* [STATED GOAL] Locate each line below that includes "arrow" and reproduce it.

* [EXTRACTED INFORMATION]
+ + + + +
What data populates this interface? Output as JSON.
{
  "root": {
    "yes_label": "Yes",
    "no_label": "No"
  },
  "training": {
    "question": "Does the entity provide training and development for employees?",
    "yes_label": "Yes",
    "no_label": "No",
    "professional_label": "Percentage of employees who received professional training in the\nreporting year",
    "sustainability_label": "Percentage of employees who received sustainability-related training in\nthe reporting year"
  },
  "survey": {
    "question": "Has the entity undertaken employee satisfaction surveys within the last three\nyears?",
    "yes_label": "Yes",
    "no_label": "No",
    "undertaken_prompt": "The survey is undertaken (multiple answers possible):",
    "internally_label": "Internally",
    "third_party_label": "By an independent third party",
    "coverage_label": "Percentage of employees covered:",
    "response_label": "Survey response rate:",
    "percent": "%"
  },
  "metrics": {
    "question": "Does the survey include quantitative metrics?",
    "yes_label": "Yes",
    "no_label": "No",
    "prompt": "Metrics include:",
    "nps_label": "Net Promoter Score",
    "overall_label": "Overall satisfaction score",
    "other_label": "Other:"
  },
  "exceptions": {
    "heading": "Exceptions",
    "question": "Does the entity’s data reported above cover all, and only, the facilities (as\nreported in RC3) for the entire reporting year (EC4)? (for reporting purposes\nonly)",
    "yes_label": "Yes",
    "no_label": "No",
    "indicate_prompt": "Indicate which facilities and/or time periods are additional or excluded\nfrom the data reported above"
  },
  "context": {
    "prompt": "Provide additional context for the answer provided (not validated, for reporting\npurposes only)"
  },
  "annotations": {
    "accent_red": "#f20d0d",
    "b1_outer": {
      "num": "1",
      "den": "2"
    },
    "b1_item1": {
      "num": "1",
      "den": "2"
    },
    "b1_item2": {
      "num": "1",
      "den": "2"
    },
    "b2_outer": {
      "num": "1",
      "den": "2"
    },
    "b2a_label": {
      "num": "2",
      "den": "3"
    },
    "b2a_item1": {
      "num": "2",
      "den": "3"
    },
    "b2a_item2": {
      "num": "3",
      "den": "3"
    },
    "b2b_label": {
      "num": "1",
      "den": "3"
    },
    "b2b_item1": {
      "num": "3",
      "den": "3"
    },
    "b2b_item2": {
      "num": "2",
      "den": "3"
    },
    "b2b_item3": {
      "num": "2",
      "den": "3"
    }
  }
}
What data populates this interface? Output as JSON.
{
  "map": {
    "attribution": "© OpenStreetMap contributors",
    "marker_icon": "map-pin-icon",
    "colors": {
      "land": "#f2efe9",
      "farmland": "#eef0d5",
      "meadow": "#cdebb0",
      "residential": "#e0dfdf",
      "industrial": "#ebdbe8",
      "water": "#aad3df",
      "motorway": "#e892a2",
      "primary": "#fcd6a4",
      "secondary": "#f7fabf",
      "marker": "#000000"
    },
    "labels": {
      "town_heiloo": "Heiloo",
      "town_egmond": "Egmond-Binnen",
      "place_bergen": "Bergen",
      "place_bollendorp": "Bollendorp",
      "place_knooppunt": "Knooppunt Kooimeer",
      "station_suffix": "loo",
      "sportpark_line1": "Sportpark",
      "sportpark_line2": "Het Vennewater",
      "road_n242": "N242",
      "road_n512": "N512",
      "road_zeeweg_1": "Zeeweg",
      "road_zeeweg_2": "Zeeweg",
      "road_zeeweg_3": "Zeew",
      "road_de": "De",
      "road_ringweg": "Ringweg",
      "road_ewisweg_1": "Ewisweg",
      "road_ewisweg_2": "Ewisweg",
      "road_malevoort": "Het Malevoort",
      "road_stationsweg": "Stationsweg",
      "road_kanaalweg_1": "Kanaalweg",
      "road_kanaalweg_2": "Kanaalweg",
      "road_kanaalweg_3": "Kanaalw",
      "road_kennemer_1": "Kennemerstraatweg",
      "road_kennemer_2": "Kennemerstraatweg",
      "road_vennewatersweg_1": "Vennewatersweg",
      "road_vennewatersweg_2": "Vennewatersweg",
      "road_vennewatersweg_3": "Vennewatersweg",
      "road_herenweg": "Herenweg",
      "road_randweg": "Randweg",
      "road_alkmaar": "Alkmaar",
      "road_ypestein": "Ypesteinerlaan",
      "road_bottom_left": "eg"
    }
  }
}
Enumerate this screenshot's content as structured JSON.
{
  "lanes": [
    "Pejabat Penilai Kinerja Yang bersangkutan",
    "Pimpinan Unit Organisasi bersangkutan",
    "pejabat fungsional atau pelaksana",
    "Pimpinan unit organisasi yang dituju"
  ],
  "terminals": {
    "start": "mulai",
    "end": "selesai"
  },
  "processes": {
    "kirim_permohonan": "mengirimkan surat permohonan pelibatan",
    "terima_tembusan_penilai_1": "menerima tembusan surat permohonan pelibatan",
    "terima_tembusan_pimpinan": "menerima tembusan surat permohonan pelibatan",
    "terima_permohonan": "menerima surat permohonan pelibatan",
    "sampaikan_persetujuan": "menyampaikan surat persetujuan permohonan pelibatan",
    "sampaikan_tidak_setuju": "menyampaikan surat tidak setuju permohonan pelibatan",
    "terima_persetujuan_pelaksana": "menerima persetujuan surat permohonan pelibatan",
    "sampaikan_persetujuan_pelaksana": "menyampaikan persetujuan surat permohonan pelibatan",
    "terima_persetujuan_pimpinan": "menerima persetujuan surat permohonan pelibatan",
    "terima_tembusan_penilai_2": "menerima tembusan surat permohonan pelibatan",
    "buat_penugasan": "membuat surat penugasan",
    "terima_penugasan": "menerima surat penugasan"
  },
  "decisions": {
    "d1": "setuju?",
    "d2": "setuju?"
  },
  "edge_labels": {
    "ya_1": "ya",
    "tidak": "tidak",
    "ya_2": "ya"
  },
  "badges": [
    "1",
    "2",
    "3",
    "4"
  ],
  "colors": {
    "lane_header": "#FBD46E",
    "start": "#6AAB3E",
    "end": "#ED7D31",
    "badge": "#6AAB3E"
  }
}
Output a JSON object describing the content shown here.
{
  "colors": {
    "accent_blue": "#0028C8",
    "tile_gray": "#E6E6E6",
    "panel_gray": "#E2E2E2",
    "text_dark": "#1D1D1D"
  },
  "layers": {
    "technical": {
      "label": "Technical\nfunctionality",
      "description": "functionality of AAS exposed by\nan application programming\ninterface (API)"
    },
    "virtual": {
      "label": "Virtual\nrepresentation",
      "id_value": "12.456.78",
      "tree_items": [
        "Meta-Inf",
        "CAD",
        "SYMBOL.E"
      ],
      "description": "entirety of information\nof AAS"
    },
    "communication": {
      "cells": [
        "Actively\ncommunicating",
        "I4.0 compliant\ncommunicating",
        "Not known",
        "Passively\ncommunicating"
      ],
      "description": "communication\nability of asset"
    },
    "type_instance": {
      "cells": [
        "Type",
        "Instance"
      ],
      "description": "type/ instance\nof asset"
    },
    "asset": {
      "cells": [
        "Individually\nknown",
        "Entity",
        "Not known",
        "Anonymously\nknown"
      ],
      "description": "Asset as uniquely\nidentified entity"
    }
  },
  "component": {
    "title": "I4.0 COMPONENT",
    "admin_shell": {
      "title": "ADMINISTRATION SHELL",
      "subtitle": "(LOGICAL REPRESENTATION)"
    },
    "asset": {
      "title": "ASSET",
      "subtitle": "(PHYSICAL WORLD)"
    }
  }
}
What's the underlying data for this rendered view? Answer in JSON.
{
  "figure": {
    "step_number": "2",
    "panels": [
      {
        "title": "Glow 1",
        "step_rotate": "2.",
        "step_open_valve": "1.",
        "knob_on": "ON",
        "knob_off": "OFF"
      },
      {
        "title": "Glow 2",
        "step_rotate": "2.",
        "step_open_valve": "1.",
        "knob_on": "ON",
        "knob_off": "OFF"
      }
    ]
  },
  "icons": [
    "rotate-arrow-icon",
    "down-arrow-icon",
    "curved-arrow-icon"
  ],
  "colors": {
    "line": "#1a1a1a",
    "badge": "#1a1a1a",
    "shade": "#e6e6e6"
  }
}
+ + + + +
* [EXERCISE OUTPUT]
    "rotate-arrow-icon",
    "down-arrow-icon",
    "curved-arrow-icon"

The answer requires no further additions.